Tareas pendientes:
1) Responde con base en el texto sobre las encuestas electorales:
(a) ¿Qué artículo de la Constitución contiene los principios rectores que se mencionan?
(b) ¿Qué porcentaje de intención de voto le da El Financiero a Xóchitl Gálvez?
(c) ¿Cuántas mentiras dice en promedio el presidente en cada mañanera, según los estudios citados?
2) Sigue escribiendo el texto sobre las encuestas electorales a partir de su último párrafo.

Texto proporcionado:

■ ■ ■ ■

El presidente elige candidata para reemplazarlo y le impone el plan de gobierno, por encima de la voluntad de la población, que aún no se pronuncia.
Seamos claros. No se defiende a la oposición per se. Ni a candidata o candidato. Se defiende la pluralidad política: que sean las propuestas y proyectos de gobierno los que rifen y no la coerción del dinero y los programas sociales. Que la competencia tenga la última palabra. Para eso es preciso hacer efectivos los criterios de legalidad establecidos en la propia Constitución, puestos ahí a petición y presión política y callejera de quienes ahora gobiernan, o mal gobiernan el país. Me refiero a los principios rectores establecidos en el artículo 41 de la Constitución; de certeza, legalidad, independencia, imparcialidad y objetividad.
Aún así, y con estos criterios puestos en duda, o deliberadamente burlados, de acuerdo con los últimos estudios demoscópicos de periódicos de crédito (El Financiero y El País), se tiene que no obstante lo disparejo de la contienda, la brecha entre el primer y segundo lugar ha comenzado a moverse, a favor de la aspirante opositora. La de arriba baja, y la de abajo sube (El Financiero, 29 01 2024). Claudia Sheinbaum cuenta con una intención de voto de 48 por ciento, en tanto que Xóchitl Gálvez aparece con un 32 por ciento de intención, lo que hace una diferencia de 16 puntos.
Estos datos corresponden a semanas antes de que fuera puesta en marcha la mañanera opositora, denominada “Conferencias de la Verdad”. Desde el mismo nombre ya hay un severo cuestionamiento a las afirmaciones del presidente. No sólo en lo referente a lo que llama con el eufemismo de los Otros Datos, sino de estudios serios (laboratorio Spin de Luis Estrada, y autor del libro El imperio de los otros datos), en los que se demuestra que el presidente en promedio dice alrededor de 93 mentiras en cada mañanera. El presidente sustenta su narrativa sobre declaraciones que no siempre son ciertas.
Enkoll, una encuestadora que publica sus estudios en El País, dobla las preferencias (27-54) a favor de la candidata de Morena, Claudia Sheinbaum. Una distancia de 27 puntos.

■ ■ ■ ■

[Filas de origen]
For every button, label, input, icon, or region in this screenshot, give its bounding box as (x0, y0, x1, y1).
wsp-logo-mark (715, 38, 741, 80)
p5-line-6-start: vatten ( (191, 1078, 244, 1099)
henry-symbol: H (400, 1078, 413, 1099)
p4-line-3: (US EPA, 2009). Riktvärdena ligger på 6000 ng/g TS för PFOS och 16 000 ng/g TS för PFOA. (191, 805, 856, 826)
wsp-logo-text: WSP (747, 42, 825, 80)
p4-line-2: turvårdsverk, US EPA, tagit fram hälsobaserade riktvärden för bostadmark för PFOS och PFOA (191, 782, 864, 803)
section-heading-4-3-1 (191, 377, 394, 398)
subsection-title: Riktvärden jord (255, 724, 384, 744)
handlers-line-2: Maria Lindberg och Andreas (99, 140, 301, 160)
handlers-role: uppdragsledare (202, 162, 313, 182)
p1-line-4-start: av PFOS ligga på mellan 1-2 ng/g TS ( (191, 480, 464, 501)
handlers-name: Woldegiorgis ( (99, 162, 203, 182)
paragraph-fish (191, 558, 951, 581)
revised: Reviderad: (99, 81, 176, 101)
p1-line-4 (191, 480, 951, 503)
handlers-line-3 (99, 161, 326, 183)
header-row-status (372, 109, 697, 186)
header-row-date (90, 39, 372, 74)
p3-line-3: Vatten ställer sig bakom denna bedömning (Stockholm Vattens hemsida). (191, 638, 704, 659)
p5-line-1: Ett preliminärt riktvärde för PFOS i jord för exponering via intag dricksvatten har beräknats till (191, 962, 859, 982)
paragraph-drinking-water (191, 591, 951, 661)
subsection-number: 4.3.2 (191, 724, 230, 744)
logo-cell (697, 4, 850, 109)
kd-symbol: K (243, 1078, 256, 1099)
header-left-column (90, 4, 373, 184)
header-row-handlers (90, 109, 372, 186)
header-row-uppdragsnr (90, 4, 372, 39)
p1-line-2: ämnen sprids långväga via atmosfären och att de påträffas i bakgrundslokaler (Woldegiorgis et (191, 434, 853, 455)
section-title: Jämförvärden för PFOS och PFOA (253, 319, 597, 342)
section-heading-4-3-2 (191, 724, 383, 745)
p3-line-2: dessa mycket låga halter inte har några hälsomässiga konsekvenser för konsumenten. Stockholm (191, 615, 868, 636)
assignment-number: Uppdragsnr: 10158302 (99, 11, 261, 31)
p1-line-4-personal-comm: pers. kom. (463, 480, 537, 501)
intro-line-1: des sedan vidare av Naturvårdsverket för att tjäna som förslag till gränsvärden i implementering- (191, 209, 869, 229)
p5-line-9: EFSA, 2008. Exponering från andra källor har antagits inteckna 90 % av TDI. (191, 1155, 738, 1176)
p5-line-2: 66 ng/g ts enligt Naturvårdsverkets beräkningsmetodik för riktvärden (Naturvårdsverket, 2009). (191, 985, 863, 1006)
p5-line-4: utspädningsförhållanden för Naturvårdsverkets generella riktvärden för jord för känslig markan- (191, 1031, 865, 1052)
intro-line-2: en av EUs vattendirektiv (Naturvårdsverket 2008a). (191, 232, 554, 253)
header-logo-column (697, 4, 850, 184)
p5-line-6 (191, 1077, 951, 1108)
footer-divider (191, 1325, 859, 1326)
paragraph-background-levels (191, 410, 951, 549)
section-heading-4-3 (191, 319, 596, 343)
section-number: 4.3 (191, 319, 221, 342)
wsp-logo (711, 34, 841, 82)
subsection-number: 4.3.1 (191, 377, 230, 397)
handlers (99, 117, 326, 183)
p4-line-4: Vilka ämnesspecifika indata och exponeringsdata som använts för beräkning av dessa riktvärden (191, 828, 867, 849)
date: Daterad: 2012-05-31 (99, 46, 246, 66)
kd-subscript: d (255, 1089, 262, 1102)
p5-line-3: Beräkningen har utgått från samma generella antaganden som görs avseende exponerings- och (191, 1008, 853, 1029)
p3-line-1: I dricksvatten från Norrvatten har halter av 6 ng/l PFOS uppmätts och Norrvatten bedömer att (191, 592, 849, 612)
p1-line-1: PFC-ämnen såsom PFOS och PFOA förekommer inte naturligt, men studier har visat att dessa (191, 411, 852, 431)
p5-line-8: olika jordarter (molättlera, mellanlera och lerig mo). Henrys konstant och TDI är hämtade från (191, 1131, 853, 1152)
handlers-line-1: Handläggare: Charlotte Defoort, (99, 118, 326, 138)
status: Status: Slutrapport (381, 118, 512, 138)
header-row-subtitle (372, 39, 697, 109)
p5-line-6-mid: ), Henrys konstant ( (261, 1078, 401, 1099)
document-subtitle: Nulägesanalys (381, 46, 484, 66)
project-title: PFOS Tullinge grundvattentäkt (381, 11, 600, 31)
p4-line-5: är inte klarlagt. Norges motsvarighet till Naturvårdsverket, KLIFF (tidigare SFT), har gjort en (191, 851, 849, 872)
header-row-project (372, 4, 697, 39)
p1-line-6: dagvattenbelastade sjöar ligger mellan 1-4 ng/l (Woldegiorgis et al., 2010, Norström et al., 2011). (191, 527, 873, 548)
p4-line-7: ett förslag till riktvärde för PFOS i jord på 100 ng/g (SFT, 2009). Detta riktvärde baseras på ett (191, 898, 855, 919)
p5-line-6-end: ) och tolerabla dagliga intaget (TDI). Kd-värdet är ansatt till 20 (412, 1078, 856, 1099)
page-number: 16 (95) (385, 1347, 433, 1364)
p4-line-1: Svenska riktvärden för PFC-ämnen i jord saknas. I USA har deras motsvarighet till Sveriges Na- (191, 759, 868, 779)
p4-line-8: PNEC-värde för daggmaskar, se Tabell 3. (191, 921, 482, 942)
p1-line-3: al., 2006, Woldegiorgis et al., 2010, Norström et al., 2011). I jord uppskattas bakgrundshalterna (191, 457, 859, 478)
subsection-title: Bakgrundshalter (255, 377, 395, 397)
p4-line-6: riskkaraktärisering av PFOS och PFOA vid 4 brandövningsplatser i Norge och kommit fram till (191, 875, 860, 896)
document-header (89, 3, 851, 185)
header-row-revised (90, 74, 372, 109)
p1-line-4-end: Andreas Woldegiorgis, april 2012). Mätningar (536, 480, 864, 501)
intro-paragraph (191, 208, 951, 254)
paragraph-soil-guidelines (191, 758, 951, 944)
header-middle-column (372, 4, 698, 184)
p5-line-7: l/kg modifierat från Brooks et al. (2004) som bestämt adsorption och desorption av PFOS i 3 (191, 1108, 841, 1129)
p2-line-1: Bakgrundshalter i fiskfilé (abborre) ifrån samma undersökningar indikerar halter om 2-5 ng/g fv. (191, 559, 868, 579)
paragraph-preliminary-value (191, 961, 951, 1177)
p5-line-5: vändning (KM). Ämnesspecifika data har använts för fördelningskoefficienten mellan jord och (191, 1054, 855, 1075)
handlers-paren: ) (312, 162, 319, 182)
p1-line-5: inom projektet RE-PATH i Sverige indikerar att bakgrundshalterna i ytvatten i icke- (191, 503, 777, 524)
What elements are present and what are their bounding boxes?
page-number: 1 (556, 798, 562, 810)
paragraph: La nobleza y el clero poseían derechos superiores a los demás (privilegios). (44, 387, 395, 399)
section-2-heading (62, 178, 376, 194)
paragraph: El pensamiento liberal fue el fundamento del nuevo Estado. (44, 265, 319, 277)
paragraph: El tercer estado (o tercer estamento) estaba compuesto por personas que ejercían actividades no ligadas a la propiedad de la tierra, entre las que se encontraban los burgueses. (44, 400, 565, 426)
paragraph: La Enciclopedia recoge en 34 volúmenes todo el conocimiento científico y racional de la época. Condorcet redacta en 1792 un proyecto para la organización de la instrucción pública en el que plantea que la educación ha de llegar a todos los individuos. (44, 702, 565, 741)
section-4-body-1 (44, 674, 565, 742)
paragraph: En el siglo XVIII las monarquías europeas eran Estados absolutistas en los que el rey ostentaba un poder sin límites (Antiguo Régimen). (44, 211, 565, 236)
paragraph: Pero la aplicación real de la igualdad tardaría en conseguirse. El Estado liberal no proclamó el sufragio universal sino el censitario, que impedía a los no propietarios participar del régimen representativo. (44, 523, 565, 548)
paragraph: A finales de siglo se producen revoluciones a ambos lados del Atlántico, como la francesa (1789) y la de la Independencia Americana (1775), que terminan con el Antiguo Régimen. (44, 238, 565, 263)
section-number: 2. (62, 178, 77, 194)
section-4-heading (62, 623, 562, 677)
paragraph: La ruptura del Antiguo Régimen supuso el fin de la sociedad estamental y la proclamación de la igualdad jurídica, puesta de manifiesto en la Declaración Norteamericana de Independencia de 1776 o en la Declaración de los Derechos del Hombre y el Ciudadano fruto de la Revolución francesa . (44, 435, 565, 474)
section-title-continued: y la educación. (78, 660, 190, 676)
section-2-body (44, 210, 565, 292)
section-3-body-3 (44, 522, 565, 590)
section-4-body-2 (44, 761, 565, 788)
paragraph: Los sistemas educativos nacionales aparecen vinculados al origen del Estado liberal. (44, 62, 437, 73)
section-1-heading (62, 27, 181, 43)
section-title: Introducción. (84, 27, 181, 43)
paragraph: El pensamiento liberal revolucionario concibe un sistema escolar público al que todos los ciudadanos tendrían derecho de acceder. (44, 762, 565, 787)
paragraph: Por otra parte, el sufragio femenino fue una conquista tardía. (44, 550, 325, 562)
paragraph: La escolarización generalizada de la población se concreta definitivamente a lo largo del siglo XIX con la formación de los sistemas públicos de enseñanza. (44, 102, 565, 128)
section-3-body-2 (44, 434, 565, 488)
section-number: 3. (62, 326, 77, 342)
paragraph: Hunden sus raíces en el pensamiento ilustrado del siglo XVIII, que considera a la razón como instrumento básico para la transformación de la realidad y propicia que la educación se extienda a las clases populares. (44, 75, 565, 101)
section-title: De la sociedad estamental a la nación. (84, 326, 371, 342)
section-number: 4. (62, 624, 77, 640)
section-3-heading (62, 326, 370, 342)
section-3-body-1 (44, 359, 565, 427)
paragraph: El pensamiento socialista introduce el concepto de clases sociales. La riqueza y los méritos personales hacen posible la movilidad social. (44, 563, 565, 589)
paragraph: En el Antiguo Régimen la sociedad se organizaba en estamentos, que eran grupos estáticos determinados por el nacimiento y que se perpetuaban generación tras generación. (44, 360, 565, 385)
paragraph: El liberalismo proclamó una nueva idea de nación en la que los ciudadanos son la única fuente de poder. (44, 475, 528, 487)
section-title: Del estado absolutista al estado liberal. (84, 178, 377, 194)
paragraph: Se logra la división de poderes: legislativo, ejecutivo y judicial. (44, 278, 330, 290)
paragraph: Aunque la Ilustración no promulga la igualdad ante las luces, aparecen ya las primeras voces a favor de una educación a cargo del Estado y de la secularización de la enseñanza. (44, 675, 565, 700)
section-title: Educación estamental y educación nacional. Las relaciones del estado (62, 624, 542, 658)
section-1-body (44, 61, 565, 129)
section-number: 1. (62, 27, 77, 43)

■ ■ ■ ■

Respuestas:
1)
(a) El artículo 41.
(b) 32 por ciento.
(c) Alrededor de 93.

2)
La primera es una encuesta telefónica, la segunda en domicilio. Sin ánimos de especular, toda vez que no soy experto en la materia, pero es posible que la marcada diferencia entre un estudio y otro, obedezca a la metodología.
La gente vive atemorizada. El miedo, lo saben los expertos, inhibe. Actualmente, se teme tanto del gobierno como de la delincuencia. La suma del temor de uno y otro se potencializa y puede producir efectos de intimidación frente a un desconocido que interroga sobre temas comprometedores; mira con recelo que con una mano sostiene unas hojas y con la otra toma nota.
El entrevistado teme que por una declaración suya contraria al gobierno pierda la oportunidad de un trabajo, de vender en la vía pública para sobrevivir, la inscripción de los hijos en la escuela, el servicio médico en la clínica, o la pérdida de los apoyos que el gobierno entrega a sus hijos y adultos mayores, que pueden ser padres o parientes.
El teléfono resulta mucho más anónimo y menos intimidante el interrogatorio. Aquí puede hallarse la explicación cultural de la notable diferencia en estudios levantados por los mismos días.
Luego entonces no son las encuestas, es el estado de inseguridad, y el miedo en el que deriva, una de las hipotéticas explicaciones de que las encuestas, levantadas en el mismo periodo sobre la misma cuestión, arrojen resultados tan disímiles.